Set problem: Identify each line holding the string "สวดว" and copy it.

[Recorded data]
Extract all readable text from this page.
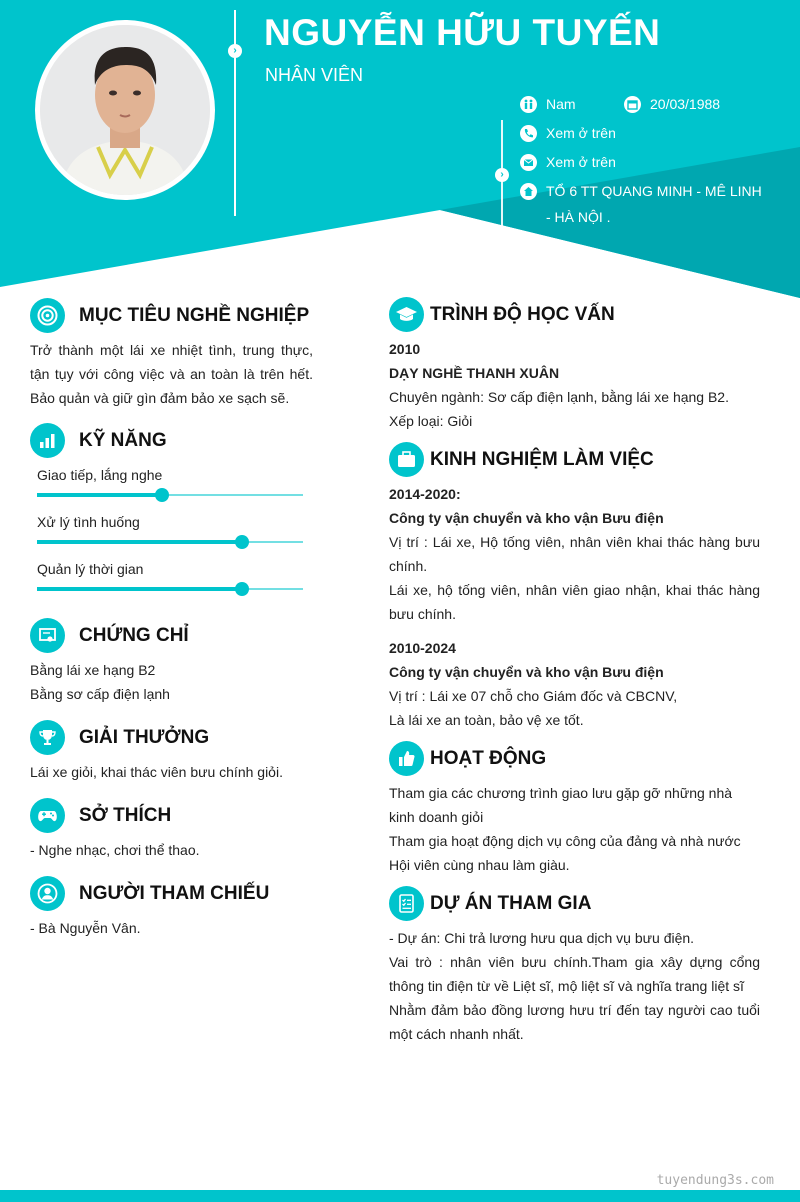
› NGUYỄN HỮU TUYẾN
NHÂN VIÊN
›
Nam	20/03/1988
Xem ở trên
Xem ở trên
TỔ 6 TT QUANG MINH - MÊ LINH - HÀ NỘI .
MỤC TIÊU NGHỀ NGHIỆP
Trở thành một lái xe nhiệt tình, trung thực, tận tụy với công việc và an toàn là trên hết. Bảo quản và giữ gìn đảm bảo xe sạch sẽ.
KỸ NĂNG
Giao tiếp, lắng nghe
Xử lý tình huống
Quản lý thời gian
CHỨNG CHỈ
Bằng lái xe hạng B2
Bằng sơ cấp điện lạnh
GIẢI THƯỞNG
Lái xe giỏi, khai thác viên bưu chính giỏi.
SỞ THÍCH
- Nghe nhạc, chơi thể thao.
NGƯỜI THAM CHIẾU
- Bà Nguyễn Vân.
TRÌNH ĐỘ HỌC VẤN
2010
DẠY NGHỀ THANH XUÂN
Chuyên ngành: Sơ cấp điện lạnh, bằng lái xe hạng B2.
Xếp loại: Giỏi
KINH NGHIỆM LÀM VIỆC
2014-2020:
Công ty vận chuyển và kho vận Bưu điện
Vị trí : Lái xe, Hộ tống viên, nhân viên khai thác hàng bưu chính.
Lái xe, hộ tống viên, nhân viên giao nhận, khai thác hàng bưu chính.
2010-2024
Công ty vận chuyển và kho vận Bưu điện
Vị trí : Lái xe 07 chỗ cho Giám đốc và CBCNV,
Là lái xe an toàn, bảo vệ xe tốt.
HOẠT ĐỘNG
Tham gia các chương trình giao lưu gặp gỡ những nhà kinh doanh giỏi
Tham gia hoạt động dịch vụ công của đảng và nhà nước
Hội viên cùng nhau làm giàu.
DỰ ÁN THAM GIA
- Dự án: Chi trả lương hưu qua dịch vụ bưu điện.
Vai trò : nhân viên bưu chính.Tham gia xây dựng cổng thông tin điện từ về Liệt sĩ, mộ liệt sĩ và nghĩa trang liệt sĩ
Nhằm đảm bảo đồng lương hưu trí đến tay người cao tuổi một cách nhanh nhất.
tuyendung3s.com
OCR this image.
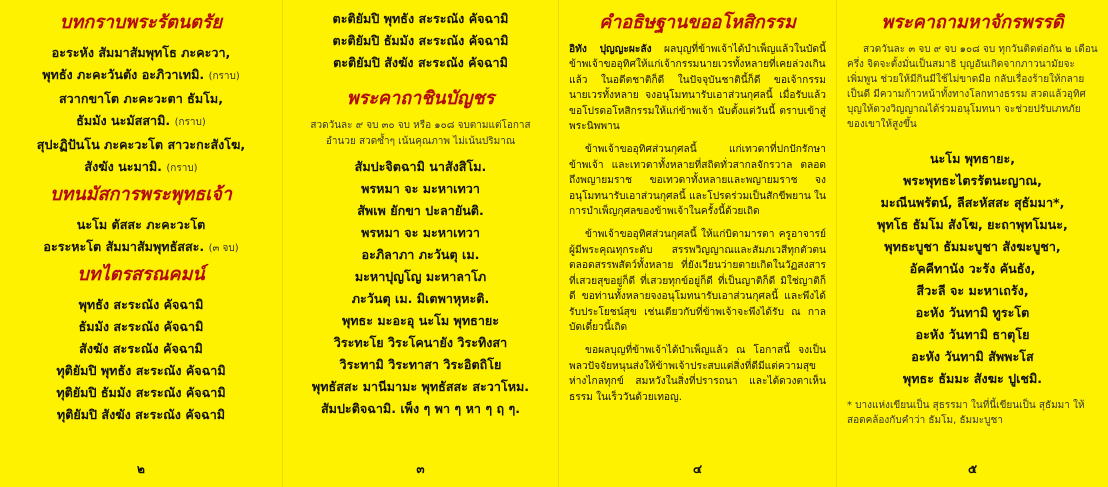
บทกราบพระรัตนตรัย
อะระหัง สัมมาสัมพุทโธ ภะคะวา,
พุทธัง ภะคะวันตัง อะภิวาเทมิ. (กราบ)
สวากขาโต ภะคะวะตา ธัมโม,
ธัมมัง นะมัสสามิ. (กราบ)
สุปะฏิปันโน ภะคะวะโต สาวะกะสังโฆ,
สังฆัง นะมามิ. (กราบ)
บทนมัสการพระพุทธเจ้า
นะโม ตัสสะ ภะคะวะโต
อะระหะโต สัมมาสัมพุทธัสสะ. (๓ จบ)
บทไตรสรณคมน์
พุทธัง สะระณัง คัจฉามิ
ธัมมัง สะระณัง คัจฉามิ
สังฆัง สะระณัง คัจฉามิ
ทุติยัมปิ พุทธัง สะระณัง คัจฉามิ
ทุติยัมปิ ธัมมัง สะระณัง คัจฉามิ
ทุติยัมปิ สังฆัง สะระณัง คัจฉามิ
๒
ตะติยัมปิ พุทธัง สะระณัง คัจฉามิ
ตะติยัมปิ ธัมมัง สะระณัง คัจฉามิ
ตะติยัมปิ สังฆัง สะระณัง คัจฉามิ
พระคาถาชินบัญชร
สวดวันละ ๙ จบ ๓๐ จบ หรือ ๑๐๘ จบตามแต่โอกาส
อำนวย สวดซ้ำๆ เน้นคุณภาพ ไม่เน้นปริมาณ
สัมปะจิตฉามิ นาสังสิโม.
พรหมา จะ มะหาเทวา
สัพเพ ยักขา ปะลายันติ.
พรหมา จะ มะหาเทวา
อะภิลาภา ภะวันตุ เม.
มะหาปุญโญ มะหาลาโภ
ภะวันตุ เม. มิเตพาหุหะติ.
พุทธะ มะอะอุ นะโม พุทธายะ
วิระทะโย วิระโคนายัง วิระทิงสา
วิระทามิ วิระทาสา วิระอิตถิโย
พุทธัสสะ มานีมามะ พุทธัสสะ สะวาโหม.
สัมปะติจฉามิ. เพ็ง ๆ พา ๆ หา ๆ ฤ ๆ.
๓
คำอธิษฐานขออโหสิกรรม

อิทัง ปุญญะผะลัง ผลบุญที่ข้าพเจ้าได้บำเพ็ญแล้วในบัดนี้ ข้าพเจ้าขออุทิศให้แก่เจ้ากรรมนายเวรทั้งหลายที่เคยล่วงเกินแล้ว ในอดีตชาติก็ดี ในปัจจุบันชาตินี้ก็ดี ขอเจ้ากรรมนายเวรทั้งหลาย จงอนุโมทนารับเอาส่วนกุศลนี้ เมื่อรับแล้ว ขอโปรดอโหสิกรรมให้แก่ข้าพเจ้า นับตั้งแต่วันนี้ ตราบเข้าสู่พระนิพพาน

ข้าพเจ้าขออุทิศส่วนกุศลนี้ แก่เทวดาที่ปกปักรักษาข้าพเจ้า และเทวดาทั้งหลายที่สถิตทั่วสากลจักรวาล ตลอดถึงพญายมราช ขอเทวดาทั้งหลายและพญายมราช จงอนุโมทนารับเอาส่วนกุศลนี้ และโปรดร่วมเป็นสักขีพยาน ในการบำเพ็ญกุศลของข้าพเจ้าในครั้งนี้ด้วยเถิด

ข้าพเจ้าขออุทิศส่วนกุศลนี้ ให้แก่บิดามารดา ครูอาจารย์ ผู้มีพระคุณทุกระดับ สรรพวิญญาณและสัมภเวสีทุกตัวตน ตลอดสรรพสัตว์ทั้งหลาย ที่ยังเวียนว่ายตายเกิดในวัฏสงสาร ที่เสวยสุขอยู่ก็ดี ที่เสวยทุกข์อยู่ก็ดี ที่เป็นญาติก็ดี มิใช่ญาติก็ดี ขอท่านทั้งหลายจงอนุโมทนารับเอาส่วนกุศลนี้ และพึงได้รับประโยชน์สุข เช่นเดียวกับที่ข้าพเจ้าจะพึงได้รับ ณ กาลบัดเดี๋ยวนี้เถิด

ขอผลบุญที่ข้าพเจ้าได้บำเพ็ญแล้ว ณ โอกาสนี้ จงเป็นพลวปัจจัยหนุนส่งให้ข้าพเจ้าประสบแต่สิ่งที่ดีมีแต่ความสุข ห่างไกลทุกข์ สมหวังในสิ่งที่ปรารถนา และได้ดวงตาเห็นธรรม ในเร็ววันด้วยเทอญ.

๔
พระคาถามหาจักรพรรดิ

สวดวันละ ๓ จบ ๙ จบ ๑๐๘ จบ ทุกวันติดต่อกัน ๒ เดือนครึ่ง จิตจะตั้งมั่นเป็นสมาธิ บุญอันเกิดจากภาวนามัยจะเพิ่มพูน ช่วยให้มีกินมีใช้ไม่ขาดมือ กลับเรื่องร้ายให้กลายเป็นดี มีความก้าวหน้าทั้งทางโลกทางธรรม สวดแล้วอุทิศบุญให้ดวงวิญญาณได้ร่วมอนุโมทนา จะช่วยปรับเภทภัยของเขาให้สูงขึ้น

นะโม พุทธายะ,
พระพุทธะไตรรัตนะญาณ,
มะณีนพรัตน์, ลีสะหัสสะ สุธัมมา*,
พุทโธ ธัมโม สังโฆ, ยะถาพุทโมนะ,
พุทธะบูชา ธัมมะบูชา สังฆะบูชา,
อัคคีทานัง วะรัง คันธัง,
สีวะลี จะ มะหาเถรัง,
อะหัง วันทามิ ทูระโต
อะหัง วันทามิ ธาตุโย
อะหัง วันทามิ สัพพะโส
พุทธะ ธัมมะ สังฆะ ปูเชมิ.

* บางแห่งเขียนเป็น สุธรรมา ในที่นี้เขียนเป็น สุธัมมา ให้สอดคล้องกับคำว่า ธัมโม, ธัมมะบูชา

๕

The answer:
สวดวันละ ๙ จบ ๓๐ จบ หรือ ๑๐๘ จบตามแต่โอกาส
สวดวันละ ๓ จบ ๙ จบ ๑๐๘ จบ ทุกวันติดต่อกัน ๒ เดือนครึ่ง จิตจะตั้งมั่นเป็นสมาธิ บุญอันเกิดจากภาวนามัยจะเพิ่มพูน ช่วยให้มีกินมีใช้ไม่ขาดมือ กลับเรื่องร้ายให้กลายเป็นดี มีความก้าวหน้าทั้งทางโลกทางธรรม สวดแล้วอุทิศบุญให้ดวงวิญญาณได้ร่วมอนุโมทนา จะช่วยปรับเภทภัยของเขาให้สูงขึ้น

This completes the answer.